▸ EXERCISE TASK: Go through the entries below and copy each line containing the word "Very".

>> start DATA FOR THE TASK

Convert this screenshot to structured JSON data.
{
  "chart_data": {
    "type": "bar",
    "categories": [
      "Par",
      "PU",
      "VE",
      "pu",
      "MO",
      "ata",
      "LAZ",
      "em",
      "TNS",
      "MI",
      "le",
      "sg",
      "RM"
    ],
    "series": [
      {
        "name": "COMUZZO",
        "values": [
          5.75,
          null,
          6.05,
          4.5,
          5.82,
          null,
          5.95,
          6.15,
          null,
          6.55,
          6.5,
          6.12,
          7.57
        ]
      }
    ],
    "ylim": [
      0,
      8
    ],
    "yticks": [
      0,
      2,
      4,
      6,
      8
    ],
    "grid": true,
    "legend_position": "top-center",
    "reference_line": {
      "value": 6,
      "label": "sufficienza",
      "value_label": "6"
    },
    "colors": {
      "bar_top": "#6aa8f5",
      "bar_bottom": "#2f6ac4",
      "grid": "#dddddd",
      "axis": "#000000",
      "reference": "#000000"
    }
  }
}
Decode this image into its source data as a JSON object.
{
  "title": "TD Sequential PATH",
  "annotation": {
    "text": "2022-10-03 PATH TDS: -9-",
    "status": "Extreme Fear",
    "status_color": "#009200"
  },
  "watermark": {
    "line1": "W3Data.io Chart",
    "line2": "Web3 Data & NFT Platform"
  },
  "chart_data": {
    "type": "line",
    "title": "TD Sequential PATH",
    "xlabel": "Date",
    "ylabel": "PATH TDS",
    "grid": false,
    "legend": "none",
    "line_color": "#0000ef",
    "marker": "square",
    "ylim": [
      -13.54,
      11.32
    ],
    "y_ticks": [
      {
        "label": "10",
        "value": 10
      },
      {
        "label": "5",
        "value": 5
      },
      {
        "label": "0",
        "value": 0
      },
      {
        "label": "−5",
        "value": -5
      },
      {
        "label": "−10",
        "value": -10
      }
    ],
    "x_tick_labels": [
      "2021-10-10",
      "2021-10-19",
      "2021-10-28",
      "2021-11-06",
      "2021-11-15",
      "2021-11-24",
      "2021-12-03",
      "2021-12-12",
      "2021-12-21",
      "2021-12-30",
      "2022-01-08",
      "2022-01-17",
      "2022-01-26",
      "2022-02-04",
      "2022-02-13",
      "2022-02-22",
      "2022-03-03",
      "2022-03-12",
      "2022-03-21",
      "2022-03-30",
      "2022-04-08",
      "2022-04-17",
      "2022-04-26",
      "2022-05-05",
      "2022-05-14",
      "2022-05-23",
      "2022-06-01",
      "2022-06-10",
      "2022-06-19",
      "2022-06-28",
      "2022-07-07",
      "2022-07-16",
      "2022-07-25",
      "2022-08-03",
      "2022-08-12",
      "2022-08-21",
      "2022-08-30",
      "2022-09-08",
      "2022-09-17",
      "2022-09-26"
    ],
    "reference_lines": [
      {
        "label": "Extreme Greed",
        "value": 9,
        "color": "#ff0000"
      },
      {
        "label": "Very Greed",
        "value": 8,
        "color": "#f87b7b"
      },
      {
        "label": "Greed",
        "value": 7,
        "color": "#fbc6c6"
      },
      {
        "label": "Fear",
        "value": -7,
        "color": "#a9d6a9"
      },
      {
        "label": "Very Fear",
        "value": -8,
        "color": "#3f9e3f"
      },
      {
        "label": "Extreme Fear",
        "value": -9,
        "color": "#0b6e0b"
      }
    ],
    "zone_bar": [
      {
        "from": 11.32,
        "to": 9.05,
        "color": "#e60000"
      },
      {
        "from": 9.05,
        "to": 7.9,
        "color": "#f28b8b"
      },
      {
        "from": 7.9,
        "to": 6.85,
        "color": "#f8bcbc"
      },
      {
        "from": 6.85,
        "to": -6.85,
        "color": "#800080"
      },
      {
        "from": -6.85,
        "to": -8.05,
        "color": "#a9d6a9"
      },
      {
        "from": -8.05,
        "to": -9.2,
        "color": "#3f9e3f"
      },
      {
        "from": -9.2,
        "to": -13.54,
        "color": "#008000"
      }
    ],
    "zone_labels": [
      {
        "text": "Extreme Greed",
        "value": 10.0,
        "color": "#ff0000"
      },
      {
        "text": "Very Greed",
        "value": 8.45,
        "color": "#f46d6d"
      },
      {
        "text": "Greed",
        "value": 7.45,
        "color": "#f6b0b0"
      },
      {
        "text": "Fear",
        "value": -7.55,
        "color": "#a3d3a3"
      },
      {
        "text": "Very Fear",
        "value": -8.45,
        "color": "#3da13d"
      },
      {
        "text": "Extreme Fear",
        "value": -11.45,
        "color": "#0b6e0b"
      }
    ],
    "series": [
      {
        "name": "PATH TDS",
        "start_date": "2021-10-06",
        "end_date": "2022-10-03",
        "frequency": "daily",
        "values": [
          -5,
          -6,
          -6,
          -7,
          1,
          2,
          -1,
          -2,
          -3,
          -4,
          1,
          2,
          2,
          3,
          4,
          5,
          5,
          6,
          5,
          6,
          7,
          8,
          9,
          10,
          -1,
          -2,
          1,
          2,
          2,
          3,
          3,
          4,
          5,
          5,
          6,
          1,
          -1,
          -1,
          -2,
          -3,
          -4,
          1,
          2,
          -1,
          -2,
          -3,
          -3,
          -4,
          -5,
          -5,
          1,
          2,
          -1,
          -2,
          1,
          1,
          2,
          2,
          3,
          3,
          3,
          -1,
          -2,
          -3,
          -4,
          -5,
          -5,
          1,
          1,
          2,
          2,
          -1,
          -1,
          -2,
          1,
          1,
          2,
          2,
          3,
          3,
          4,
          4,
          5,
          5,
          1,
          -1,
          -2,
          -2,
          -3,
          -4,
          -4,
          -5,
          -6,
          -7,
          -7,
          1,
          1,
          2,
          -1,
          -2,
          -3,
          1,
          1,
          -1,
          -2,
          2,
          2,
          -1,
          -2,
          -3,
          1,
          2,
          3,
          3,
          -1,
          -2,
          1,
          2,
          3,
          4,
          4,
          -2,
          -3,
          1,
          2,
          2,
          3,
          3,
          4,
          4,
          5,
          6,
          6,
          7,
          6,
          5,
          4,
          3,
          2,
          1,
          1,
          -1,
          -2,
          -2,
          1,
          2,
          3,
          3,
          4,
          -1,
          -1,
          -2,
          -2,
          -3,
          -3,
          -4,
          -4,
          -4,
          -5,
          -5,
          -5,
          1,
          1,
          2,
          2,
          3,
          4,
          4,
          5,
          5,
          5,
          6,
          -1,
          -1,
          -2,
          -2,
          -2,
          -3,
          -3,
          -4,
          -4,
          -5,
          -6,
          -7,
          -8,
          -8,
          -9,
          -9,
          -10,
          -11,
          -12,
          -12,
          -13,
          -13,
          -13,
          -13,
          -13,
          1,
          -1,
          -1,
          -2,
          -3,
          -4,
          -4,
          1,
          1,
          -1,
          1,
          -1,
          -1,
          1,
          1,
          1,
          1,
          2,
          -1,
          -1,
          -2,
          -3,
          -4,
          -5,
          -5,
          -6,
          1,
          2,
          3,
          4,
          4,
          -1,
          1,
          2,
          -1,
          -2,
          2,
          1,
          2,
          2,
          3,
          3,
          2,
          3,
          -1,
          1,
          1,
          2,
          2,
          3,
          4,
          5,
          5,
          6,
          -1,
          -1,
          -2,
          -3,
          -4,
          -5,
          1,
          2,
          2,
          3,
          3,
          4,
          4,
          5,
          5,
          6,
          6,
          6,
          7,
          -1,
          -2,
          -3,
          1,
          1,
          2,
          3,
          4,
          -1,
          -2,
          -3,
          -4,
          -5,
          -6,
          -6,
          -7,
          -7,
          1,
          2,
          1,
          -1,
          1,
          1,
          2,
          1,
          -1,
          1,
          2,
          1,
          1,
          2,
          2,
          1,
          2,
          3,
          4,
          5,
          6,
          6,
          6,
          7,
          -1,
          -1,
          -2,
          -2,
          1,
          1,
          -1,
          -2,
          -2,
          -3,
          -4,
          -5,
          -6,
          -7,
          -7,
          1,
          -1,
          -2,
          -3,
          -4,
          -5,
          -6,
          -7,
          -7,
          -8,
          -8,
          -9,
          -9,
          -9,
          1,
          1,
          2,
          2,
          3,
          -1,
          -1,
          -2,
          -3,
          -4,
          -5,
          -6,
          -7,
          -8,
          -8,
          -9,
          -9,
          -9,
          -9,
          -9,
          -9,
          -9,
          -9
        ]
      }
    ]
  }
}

>> end DATA FOR THE TASK

▸ TASK SOLUTION:
        "label": "Very Greed",
        "label": "Very Fear",
        "text": "Very Greed",
        "text": "Very Fear",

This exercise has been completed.